Your goal: Pull out the lines of the listing below word for word, beginning with its first line and stopping after the line that contains "bar-sin-cambio-nicaragua: [605, 430, 659, 495]".

Input:
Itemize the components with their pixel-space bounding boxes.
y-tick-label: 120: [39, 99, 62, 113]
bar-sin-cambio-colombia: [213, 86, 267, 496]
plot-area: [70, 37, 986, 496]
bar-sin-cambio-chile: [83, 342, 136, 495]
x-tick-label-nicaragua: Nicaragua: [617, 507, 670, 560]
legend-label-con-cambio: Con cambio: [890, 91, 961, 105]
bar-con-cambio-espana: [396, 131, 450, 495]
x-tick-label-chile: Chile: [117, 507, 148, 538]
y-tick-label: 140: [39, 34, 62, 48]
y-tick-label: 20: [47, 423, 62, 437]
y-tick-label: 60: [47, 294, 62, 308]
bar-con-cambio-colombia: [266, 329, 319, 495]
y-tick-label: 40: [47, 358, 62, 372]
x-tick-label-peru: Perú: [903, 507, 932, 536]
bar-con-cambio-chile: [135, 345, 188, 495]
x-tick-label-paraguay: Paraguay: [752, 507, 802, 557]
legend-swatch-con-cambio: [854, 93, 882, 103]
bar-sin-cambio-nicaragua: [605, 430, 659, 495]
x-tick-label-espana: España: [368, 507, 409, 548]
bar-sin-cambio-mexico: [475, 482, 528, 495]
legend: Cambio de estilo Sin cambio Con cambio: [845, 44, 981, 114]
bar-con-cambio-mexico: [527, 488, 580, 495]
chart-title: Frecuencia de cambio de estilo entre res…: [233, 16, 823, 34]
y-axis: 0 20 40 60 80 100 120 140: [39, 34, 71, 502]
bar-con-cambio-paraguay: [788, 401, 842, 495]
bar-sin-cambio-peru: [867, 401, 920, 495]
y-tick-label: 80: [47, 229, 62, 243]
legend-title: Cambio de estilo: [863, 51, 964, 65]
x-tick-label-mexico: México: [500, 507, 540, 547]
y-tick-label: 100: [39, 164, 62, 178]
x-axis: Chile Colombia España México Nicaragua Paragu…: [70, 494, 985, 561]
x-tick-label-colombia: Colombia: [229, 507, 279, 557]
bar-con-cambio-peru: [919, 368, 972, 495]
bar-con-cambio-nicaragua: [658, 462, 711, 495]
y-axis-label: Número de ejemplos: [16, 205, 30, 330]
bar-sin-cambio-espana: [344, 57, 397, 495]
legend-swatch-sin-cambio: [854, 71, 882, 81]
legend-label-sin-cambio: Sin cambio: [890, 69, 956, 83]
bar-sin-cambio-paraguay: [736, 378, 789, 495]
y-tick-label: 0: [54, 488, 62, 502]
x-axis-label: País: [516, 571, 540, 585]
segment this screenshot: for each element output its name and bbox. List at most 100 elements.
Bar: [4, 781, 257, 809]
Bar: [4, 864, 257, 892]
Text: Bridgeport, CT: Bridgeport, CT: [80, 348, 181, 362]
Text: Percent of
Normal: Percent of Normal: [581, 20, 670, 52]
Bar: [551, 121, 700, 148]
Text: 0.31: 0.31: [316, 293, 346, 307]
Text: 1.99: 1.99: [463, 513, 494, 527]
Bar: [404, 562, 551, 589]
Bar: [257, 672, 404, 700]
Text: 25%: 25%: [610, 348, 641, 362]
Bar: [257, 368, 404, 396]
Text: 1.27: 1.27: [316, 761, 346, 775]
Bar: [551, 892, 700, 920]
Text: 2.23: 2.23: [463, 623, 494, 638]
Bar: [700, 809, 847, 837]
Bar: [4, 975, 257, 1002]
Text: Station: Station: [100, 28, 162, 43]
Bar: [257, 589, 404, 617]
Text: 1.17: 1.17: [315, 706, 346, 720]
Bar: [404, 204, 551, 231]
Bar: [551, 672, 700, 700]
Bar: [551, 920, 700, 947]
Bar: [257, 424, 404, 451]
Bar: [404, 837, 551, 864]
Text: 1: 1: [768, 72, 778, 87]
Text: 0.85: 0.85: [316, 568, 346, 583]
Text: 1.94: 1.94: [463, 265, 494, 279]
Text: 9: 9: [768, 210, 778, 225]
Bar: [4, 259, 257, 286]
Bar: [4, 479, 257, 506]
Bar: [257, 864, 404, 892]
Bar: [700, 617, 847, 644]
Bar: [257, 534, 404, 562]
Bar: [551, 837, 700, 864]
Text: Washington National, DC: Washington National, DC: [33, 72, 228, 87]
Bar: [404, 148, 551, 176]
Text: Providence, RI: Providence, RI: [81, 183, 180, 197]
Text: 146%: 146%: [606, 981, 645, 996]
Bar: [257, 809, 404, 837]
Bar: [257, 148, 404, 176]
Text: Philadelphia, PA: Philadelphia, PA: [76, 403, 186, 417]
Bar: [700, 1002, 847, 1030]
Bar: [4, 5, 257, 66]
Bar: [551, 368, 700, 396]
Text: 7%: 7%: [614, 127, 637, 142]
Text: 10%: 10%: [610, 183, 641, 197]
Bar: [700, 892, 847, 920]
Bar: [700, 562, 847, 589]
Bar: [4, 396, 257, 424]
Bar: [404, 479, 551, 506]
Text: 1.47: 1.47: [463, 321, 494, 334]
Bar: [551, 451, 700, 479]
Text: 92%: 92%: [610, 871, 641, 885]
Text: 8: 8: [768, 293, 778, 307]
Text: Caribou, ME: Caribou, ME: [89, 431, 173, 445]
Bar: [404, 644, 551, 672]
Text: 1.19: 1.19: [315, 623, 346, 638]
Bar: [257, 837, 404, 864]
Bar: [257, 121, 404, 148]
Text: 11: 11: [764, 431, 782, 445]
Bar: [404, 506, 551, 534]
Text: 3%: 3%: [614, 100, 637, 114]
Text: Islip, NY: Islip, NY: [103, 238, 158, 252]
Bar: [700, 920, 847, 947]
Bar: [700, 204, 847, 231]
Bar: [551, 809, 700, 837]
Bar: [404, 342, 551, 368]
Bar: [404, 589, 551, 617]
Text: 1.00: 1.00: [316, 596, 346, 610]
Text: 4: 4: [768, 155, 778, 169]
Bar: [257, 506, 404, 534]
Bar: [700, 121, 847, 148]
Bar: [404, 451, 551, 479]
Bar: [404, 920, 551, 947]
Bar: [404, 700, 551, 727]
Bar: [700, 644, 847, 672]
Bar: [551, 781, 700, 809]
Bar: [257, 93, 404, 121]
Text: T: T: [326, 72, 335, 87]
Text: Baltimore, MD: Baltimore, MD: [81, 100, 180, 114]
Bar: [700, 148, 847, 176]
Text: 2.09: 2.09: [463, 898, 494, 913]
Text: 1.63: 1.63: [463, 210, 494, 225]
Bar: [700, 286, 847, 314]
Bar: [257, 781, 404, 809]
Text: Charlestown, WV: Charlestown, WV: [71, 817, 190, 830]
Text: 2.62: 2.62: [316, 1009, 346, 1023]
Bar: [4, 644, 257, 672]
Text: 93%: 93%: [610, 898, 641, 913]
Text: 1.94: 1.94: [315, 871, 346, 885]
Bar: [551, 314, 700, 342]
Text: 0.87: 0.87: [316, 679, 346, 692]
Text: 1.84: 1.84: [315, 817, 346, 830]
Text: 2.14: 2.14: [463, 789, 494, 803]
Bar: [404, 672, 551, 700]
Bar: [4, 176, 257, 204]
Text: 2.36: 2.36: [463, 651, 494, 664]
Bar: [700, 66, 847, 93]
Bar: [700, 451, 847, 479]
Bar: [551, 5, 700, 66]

The completed task:
Itemize the components with their pixel-space bounding boxes.
y-tick-label: 120: [39, 99, 62, 113]
bar-sin-cambio-colombia: [213, 86, 267, 496]
plot-area: [70, 37, 986, 496]
bar-sin-cambio-chile: [83, 342, 136, 495]
x-tick-label-nicaragua: Nicaragua: [617, 507, 670, 560]
legend-label-con-cambio: Con cambio: [890, 91, 961, 105]
bar-con-cambio-espana: [396, 131, 450, 495]
x-tick-label-chile: Chile: [117, 507, 148, 538]
y-tick-label: 140: [39, 34, 62, 48]
y-tick-label: 20: [47, 423, 62, 437]
y-tick-label: 60: [47, 294, 62, 308]
bar-con-cambio-colombia: [266, 329, 319, 495]
y-tick-label: 40: [47, 358, 62, 372]
x-tick-label-peru: Perú: [903, 507, 932, 536]
bar-con-cambio-chile: [135, 345, 188, 495]
x-tick-label-paraguay: Paraguay: [752, 507, 802, 557]
legend-swatch-con-cambio: [854, 93, 882, 103]
bar-sin-cambio-nicaragua: [605, 430, 659, 495]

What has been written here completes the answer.